PROVIDED RECORDS |
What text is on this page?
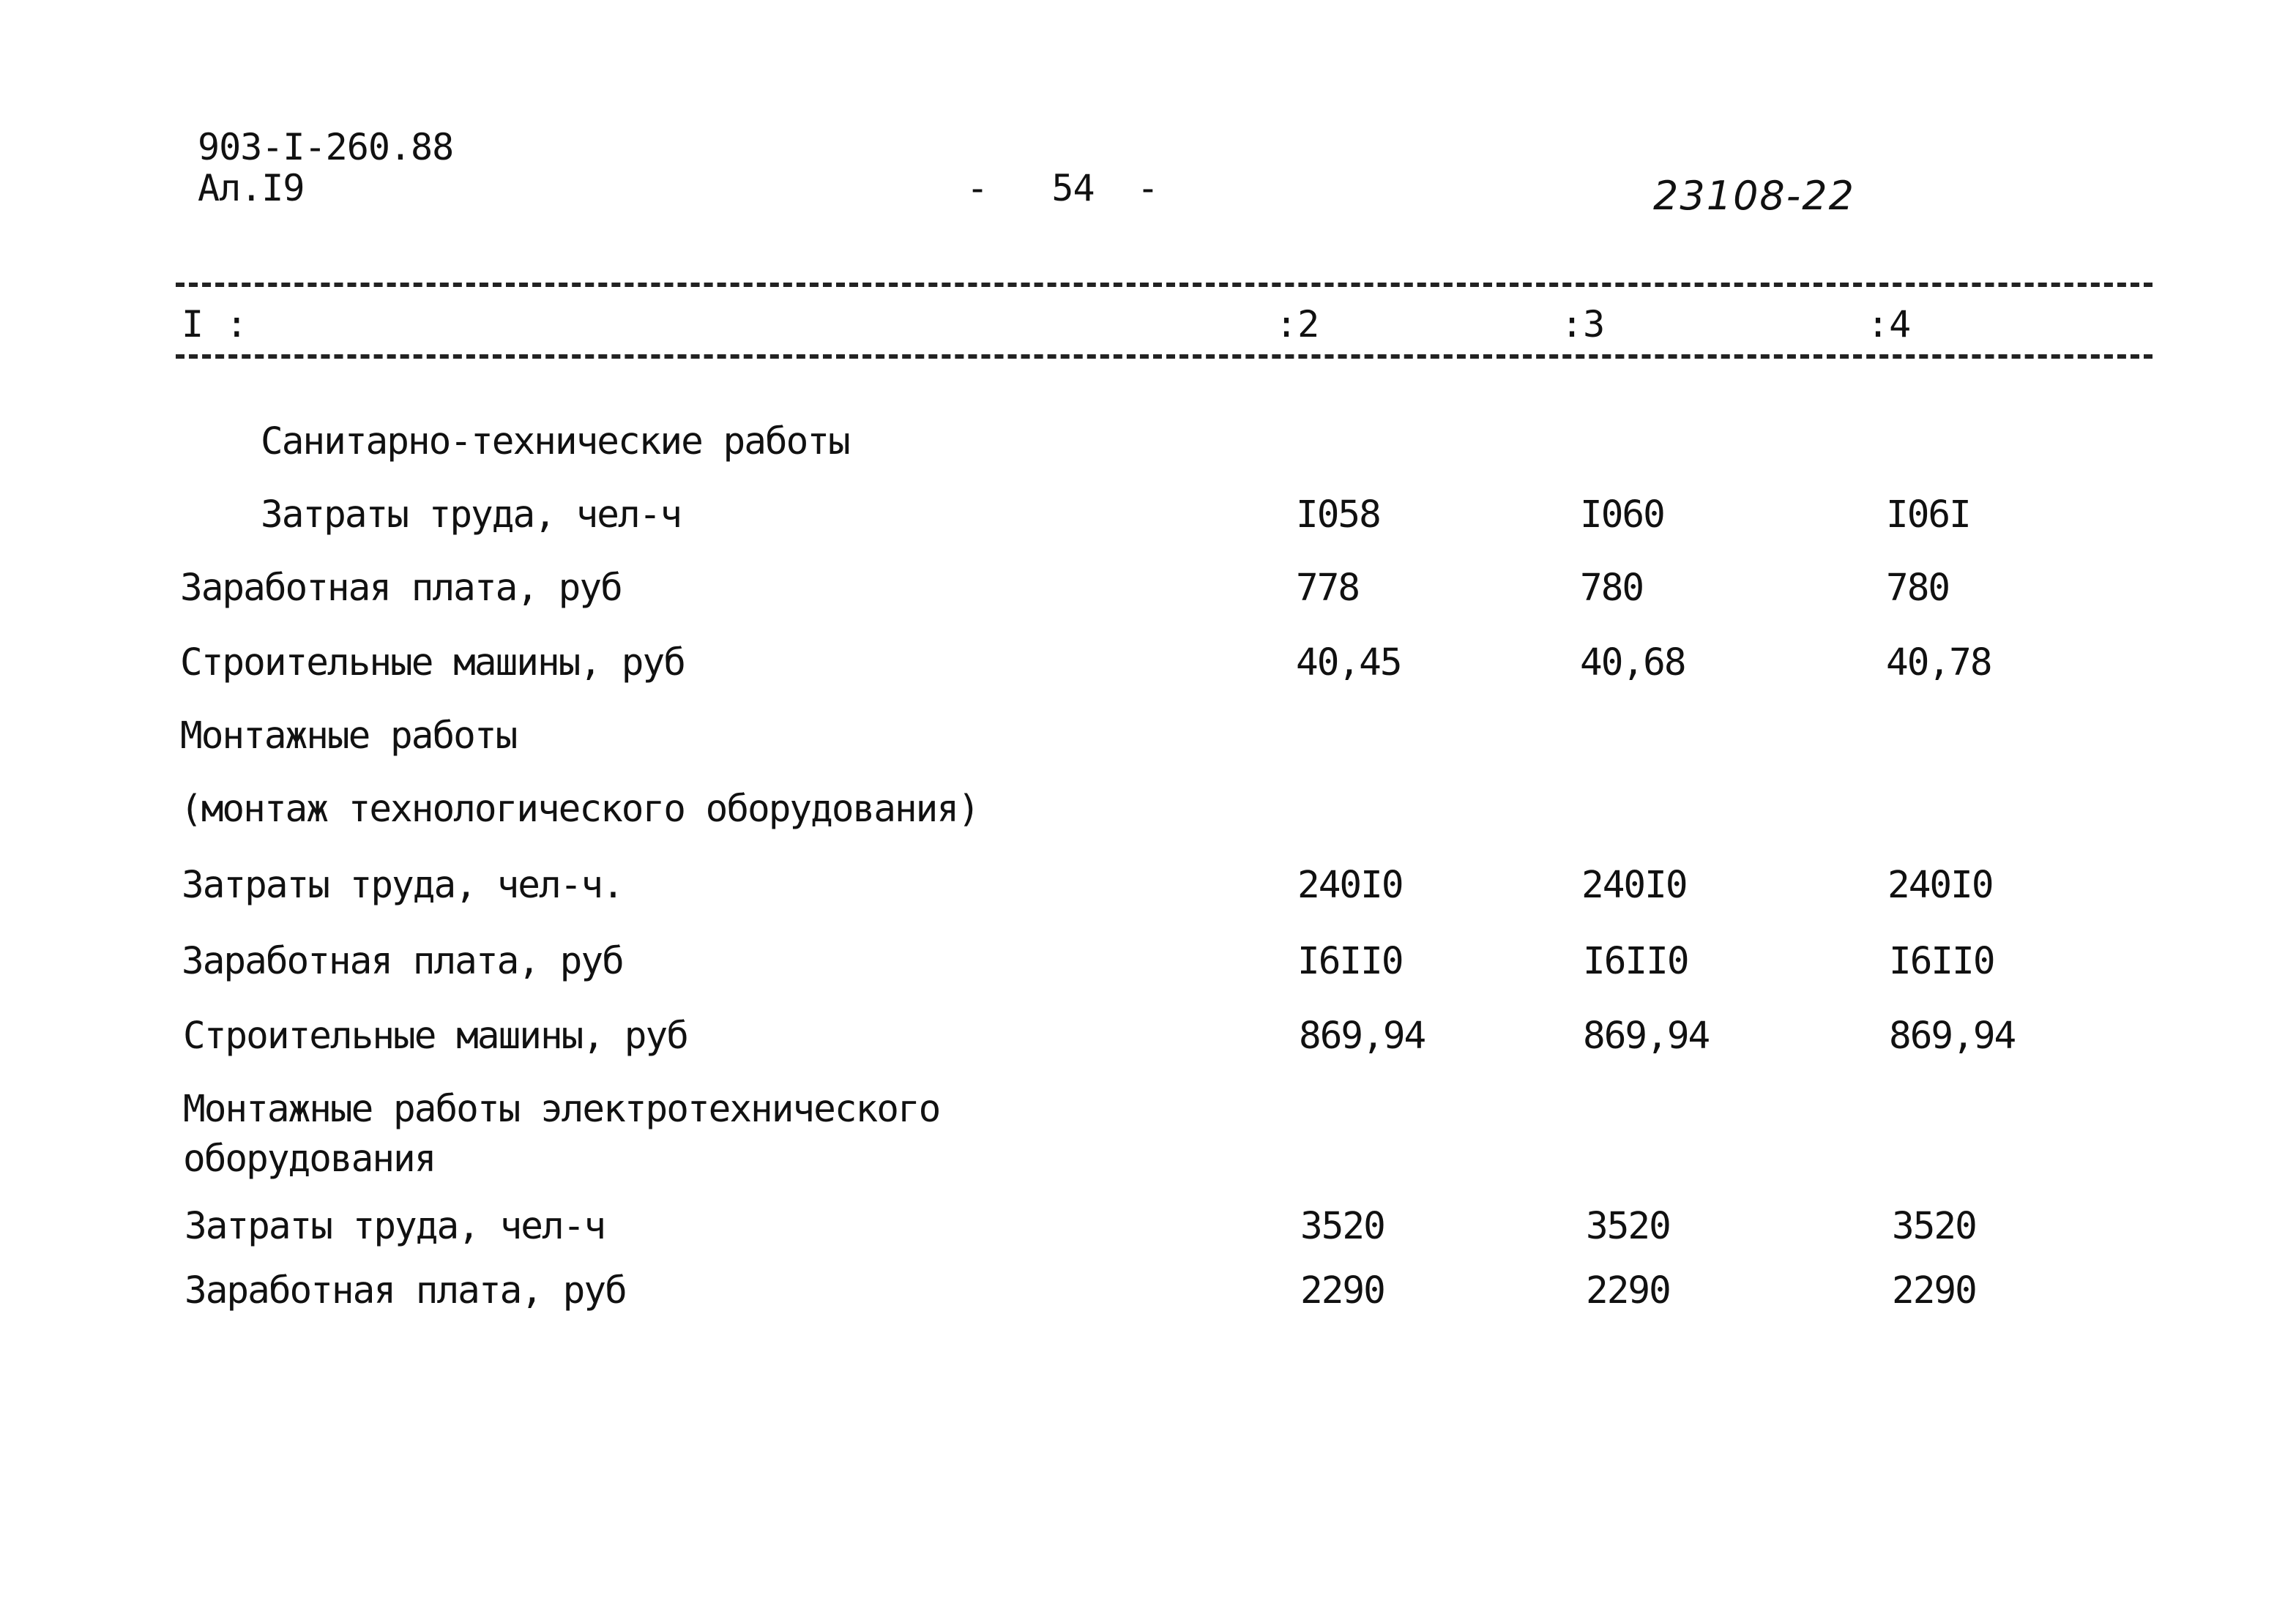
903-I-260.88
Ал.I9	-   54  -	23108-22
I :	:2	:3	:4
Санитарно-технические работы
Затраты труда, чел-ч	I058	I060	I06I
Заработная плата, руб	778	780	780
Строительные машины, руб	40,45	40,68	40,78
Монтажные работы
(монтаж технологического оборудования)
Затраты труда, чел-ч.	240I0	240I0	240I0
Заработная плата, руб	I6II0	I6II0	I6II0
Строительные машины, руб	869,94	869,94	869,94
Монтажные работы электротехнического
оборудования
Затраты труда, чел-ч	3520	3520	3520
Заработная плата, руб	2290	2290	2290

WHAT NEEDS TO BE DONE |
Gather each line of the listing that holds the string "Монтажные".

SOLUTION TO THIS PROBLEM |
Монтажные работы
Монтажные работы электротехнического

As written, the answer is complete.